WHAT IS REQUIRED »
Without the pictures, give the entries below again exactly as written.
DATA TO PROCESS start
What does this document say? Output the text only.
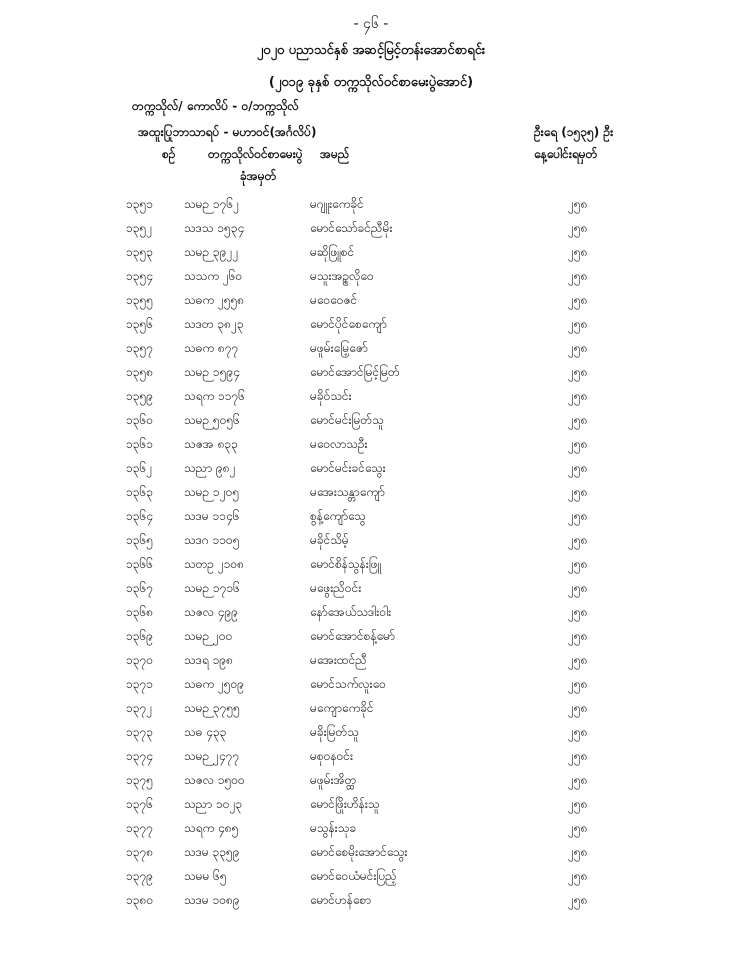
- ၄၆ -
၂၀၂၀ ပညာသင်နှစ် အဆင့်မြင့်တန်းအောင်စာရင်း
(၂၀၁၉ ခုနှစ် တက္ကသိုလ်ဝင်စာမေးပွဲအောင်)
တက္ကသိုလ်/ ကောလိပ် - ဝ/ဘက္ကသိုလ်
အထူးပြုဘာသာရပ် - မဟာဝင်(အင်္ဂလိပ်)	ဦးရေ (၁၅၃၅) ဦး
စဉ်	တက္ကသိုလ်ဝင်စာမေးပွဲ အမည်	နေ့ပေါင်းရမှတ်
ခုံအမှတ်
၁၃၅၁	သမဉ ၁၇၆၂	မဂျူးကေခိုင်	၂၅၈
၁၃၅၂	သဒသ ၁၅၃၄	မောင်သော်ခင်ညီမိုး	၂၅၈
၁၃၅၃	သမဉ ၃၉၂၂	မဆိုဖြူစင်	၂၅၈
၁၃၅၄	သသက ၂၆၀	မသူးအဥ္စလိုဝေ	၂၅၈
၁၃၅၅	သဓက ၂၅၅၈	မဝေဝေဇင်	၂၅၈
၁၃၅၆	သဒတ ၃၈၂၃	မောင်ပိုင်စေကျော်	၂၅၈
၁၃၅၇	သဓက ၈၇၇	မဖူမ်းမြေ့ဇော်	၂၅၈
၁၃၅၈	သမဉ ၁၅၉၄	မောင်အောင်မြင့်မြတ်	၂၅၈
၁၃၅၉	သရက ၁၁၇၆	မခိုဝ်သင်း	၂၅၈
၁၃၆၀	သမဉ ၅၀၅၆	မောင်မင်းမြတ်သူ	၂၅၈
၁၃၆၁	သဇအ ၈၃၃	မဝေလာသဦး	၂၅၈
၁၃၆၂	သညာ ၉၈၂	မောင်မင်းခင်သွေး	၂၅၈
၁၃၆၃	သမဉ ၁၂၀၅	မအေးသန္တာကျော်	၂၅၈
၁၃၆၄	သဒမ ၁၁၄၆	စွန့်ကျော်သွေ	၂၅၈
၁၃၆၅	သဒဂ ၁၁၀၅	မခိုင်သိမ့်	၂၅၈
၁၃၆၆	သတဥ ၂၁၀၈	မောင်စိန်သွန်းဖြူ	၂၅၈
၁၃၆၇	သမဉ ၁၇၁၆	မဖွေးညိဝင်း	၂၅၈
၁၃၆၈	သဇလ ၄၉၉	နော်အေယ်သဒါးဝါး	၂၅၈
၁၃၆၉	သမဉ ၂၀၀	မောင်အောင်စန့်မော်	၂၅၈
၁၃၇၀	သဒရ ၁၉၈	မအေးထင်ညီ	၂၅၈
၁၃၇၁	သဓက ၂၅၀၉	မောင်သက်လူးဝေ	၂၅၈
၁၃၇၂	သမဉ ၃၇၅၅	မကျောကေခိုင်	၂၅၈
၁၃၇၃	သဓ ၄၃၃	မခိုးမြတ်သူ	၂၅၈
၁၃၇၄	သမဉ ၂၄၇၇	မစုဝနဝင်း	၂၅၈
၁၃၇၅	သဇလ ၁၅၀၀	မဖူမ်းအိတ္ထ	၂၅၈
၁၃၇၆	သညာ ၁၀၂၃	မောင်ဖြိုးဟိန်းသူ	၂၅၈
၁၃၇၇	သရက ၄၈၅	မသွန်းသုခ	၂၅၈
၁၃၇၈	သဒမ ၃၃၅၉	မောင်စေမိုးအောင်သွေး	၂၅၈
၁၃၇၉	သမမ ၆၅	မောင်ဝေယံမင်းပြည့်	၂၅၈
၁၃၈၀	သဒမ ၁၀၈၉	မောင်ဟန်စော	၂၅၈
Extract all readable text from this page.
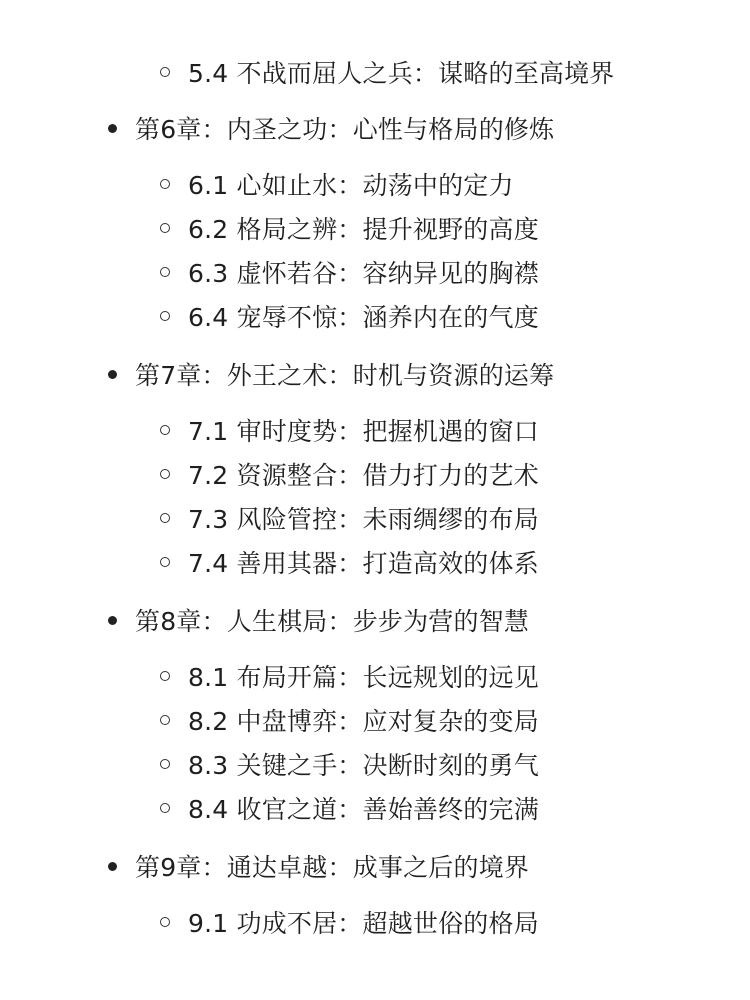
5.4 不战而屈人之兵：谋略的至高境界
第6章：内圣之功：心性与格局的修炼
6.1 心如止水：动荡中的定力
6.2 格局之辨：提升视野的高度
6.3 虚怀若谷：容纳异见的胸襟
6.4 宠辱不惊：涵养内在的气度
第7章：外王之术：时机与资源的运筹
7.1 审时度势：把握机遇的窗口
7.2 资源整合：借力打力的艺术
7.3 风险管控：未雨绸缪的布局
7.4 善用其器：打造高效的体系
第8章：人生棋局：步步为营的智慧
8.1 布局开篇：长远规划的远见
8.2 中盘博弈：应对复杂的变局
8.3 关键之手：决断时刻的勇气
8.4 收官之道：善始善终的完满
第9章：通达卓越：成事之后的境界
9.1 功成不居：超越世俗的格局
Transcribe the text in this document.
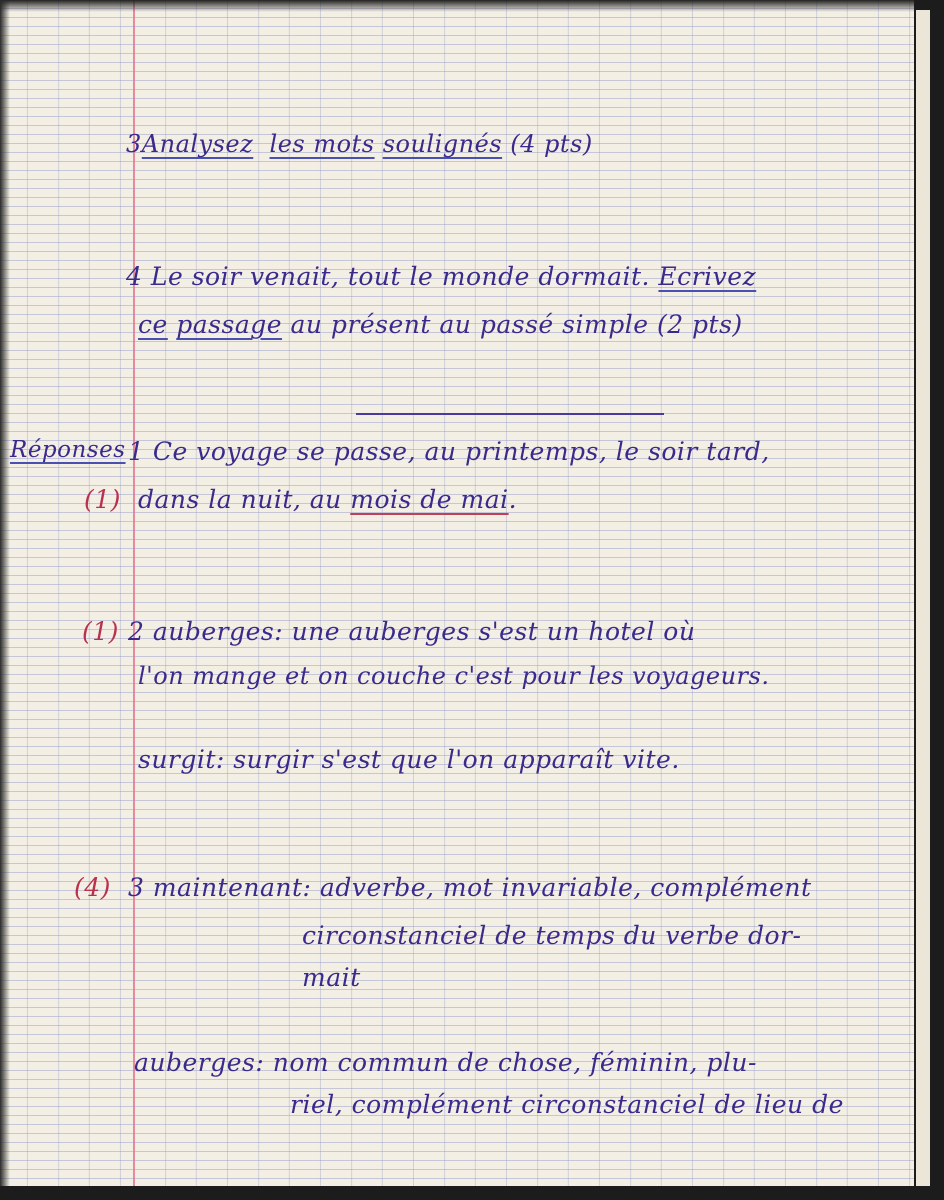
3Analysez les mots soulignés (4 pts)
4 Le soir venait, tout le monde dormait. Ecrivez
ce passage au présent au passé simple (2 pts)
Réponses 1 Ce voyage se passe, au printemps, le soir tard,
(1) dans la nuit, au mois de mai.
(1) 2 auberges: une auberges s'est un hotel où
l'on mange et on couche c'est pour les voyageurs.
surgit: surgir s'est que l'on apparaît vite.
(4) 3 maintenant: adverbe, mot invariable, complément
circonstanciel de temps du verbe dor-
mait
auberges: nom commun de chose, féminin, plu-
riel, complément circonstanciel de lieu de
DATA TO PROCESS end
ANSWER BELOW »
What does this document say? Output the text only.
- ၄၆ -
၂၀၂၀ ပညာသင်နှစ် အဆင့်မြင့်တန်းအောင်စာရင်း
(၂၀၁၉ ခုနှစ် တက္ကသိုလ်ဝင်စာမေးပွဲအောင်)
တက္ကသိုလ်/ ကောလိပ် - ဝ/ဘက္ကသိုလ်
အထူးပြုဘာသာရပ် - မဟာဝင်(အင်္ဂလိပ်)	ဦးရေ (၁၅၃၅) ဦး
စဉ်	တက္ကသိုလ်ဝင်စာမေးပွဲ အမည်	နေ့ပေါင်းရမှတ်
ခုံအမှတ်
၁၃၅၁	သမဉ ၁၇၆၂	မဂျူးကေခိုင်	၂၅၈
၁၃၅၂	သဒသ ၁၅၃၄	မောင်သော်ခင်ညီမိုး	၂၅၈
၁၃၅၃	သမဉ ၃၉၂၂	မဆိုဖြူစင်	၂၅၈
၁၃၅၄	သသက ၂၆၀	မသူးအဥ္စလိုဝေ	၂၅၈
၁၃၅၅	သဓက ၂၅၅၈	မဝေဝေဇင်	၂၅၈
၁၃၅၆	သဒတ ၃၈၂၃	မောင်ပိုင်စေကျော်	၂၅၈
၁၃၅၇	သဓက ၈၇၇	မဖူမ်းမြေ့ဇော်	၂၅၈
၁၃၅၈	သမဉ ၁၅၉၄	မောင်အောင်မြင့်မြတ်	၂၅၈
၁၃၅၉	သရက ၁၁၇၆	မခိုဝ်သင်း	၂၅၈
၁၃၆၀	သမဉ ၅၀၅၆	မောင်မင်းမြတ်သူ	၂၅၈
၁၃၆၁	သဇအ ၈၃၃	မဝေလာသဦး	၂၅၈
၁၃၆၂	သညာ ၉၈၂	မောင်မင်းခင်သွေး	၂၅၈
၁၃၆၃	သမဉ ၁၂၀၅	မအေးသန္တာကျော်	၂၅၈
၁၃၆၄	သဒမ ၁၁၄၆	စွန့်ကျော်သွေ	၂၅၈
၁၃၆၅	သဒဂ ၁၁၀၅	မခိုင်သိမ့်	၂၅၈
၁၃၆၆	သတဥ ၂၁၀၈	မောင်စိန်သွန်းဖြူ	၂၅၈
၁၃၆၇	သမဉ ၁၇၁၆	မဖွေးညိဝင်း	၂၅၈
၁၃၆၈	သဇလ ၄၉၉	နော်အေယ်သဒါးဝါး	၂၅၈
၁၃၆၉	သမဉ ၂၀၀	မောင်အောင်စန့်မော်	၂၅၈
၁၃၇၀	သဒရ ၁၉၈	မအေးထင်ညီ	၂၅၈
၁၃၇၁	သဓက ၂၅၀၉	မောင်သက်လူးဝေ	၂၅၈
၁၃၇၂	သမဉ ၃၇၅၅	မကျောကေခိုင်	၂၅၈
၁၃၇၃	သဓ ၄၃၃	မခိုးမြတ်သူ	၂၅၈
၁၃၇၄	သမဉ ၂၄၇၇	မစုဝနဝင်း	၂၅၈
၁၃၇၅	သဇလ ၁၅၀၀	မဖူမ်းအိတ္ထ	၂၅၈
၁၃၇၆	သညာ ၁၀၂၃	မောင်ဖြိုးဟိန်းသူ	၂၅၈
၁၃၇၇	သရက ၄၈၅	မသွန်းသုခ	၂၅၈
၁၃၇၈	သဒမ ၃၃၅၉	မောင်စေမိုးအောင်သွေး	၂၅၈
၁၃၇၉	သမမ ၆၅	မောင်ဝေယံမင်းပြည့်	၂၅၈
၁၃၈၀	သဒမ ၁၀၈၉	မောင်ဟန်စော	၂၅၈
Extract all readable text from this page.
5.4 不战而屈人之兵：谋略的至高境界
第6章：内圣之功：心性与格局的修炼
6.1 心如止水：动荡中的定力
6.2 格局之辨：提升视野的高度
6.3 虚怀若谷：容纳异见的胸襟
6.4 宠辱不惊：涵养内在的气度
第7章：外王之术：时机与资源的运筹
7.1 审时度势：把握机遇的窗口
7.2 资源整合：借力打力的艺术
7.3 风险管控：未雨绸缪的布局
7.4 善用其器：打造高效的体系
第8章：人生棋局：步步为营的智慧
8.1 布局开篇：长远规划的远见
8.2 中盘博弈：应对复杂的变局
8.3 关键之手：决断时刻的勇气
8.4 收官之道：善始善终的完满
第9章：通达卓越：成事之后的境界
9.1 功成不居：超越世俗的格局
Transcribe the text in this document.
3Analysez les mots soulignés (4 pts)
4 Le soir venait, tout le monde dormait. Ecrivez
ce passage au présent au passé simple (2 pts)
Réponses 1 Ce voyage se passe, au printemps, le soir tard,
(1) dans la nuit, au mois de mai.
(1) 2 auberges: une auberges s'est un hotel où
l'on mange et on couche c'est pour les voyageurs.
surgit: surgir s'est que l'on apparaît vite.
(4) 3 maintenant: adverbe, mot invariable, complément
circonstanciel de temps du verbe dor-
mait
auberges: nom commun de chose, féminin, plu-
riel, complément circonstanciel de lieu de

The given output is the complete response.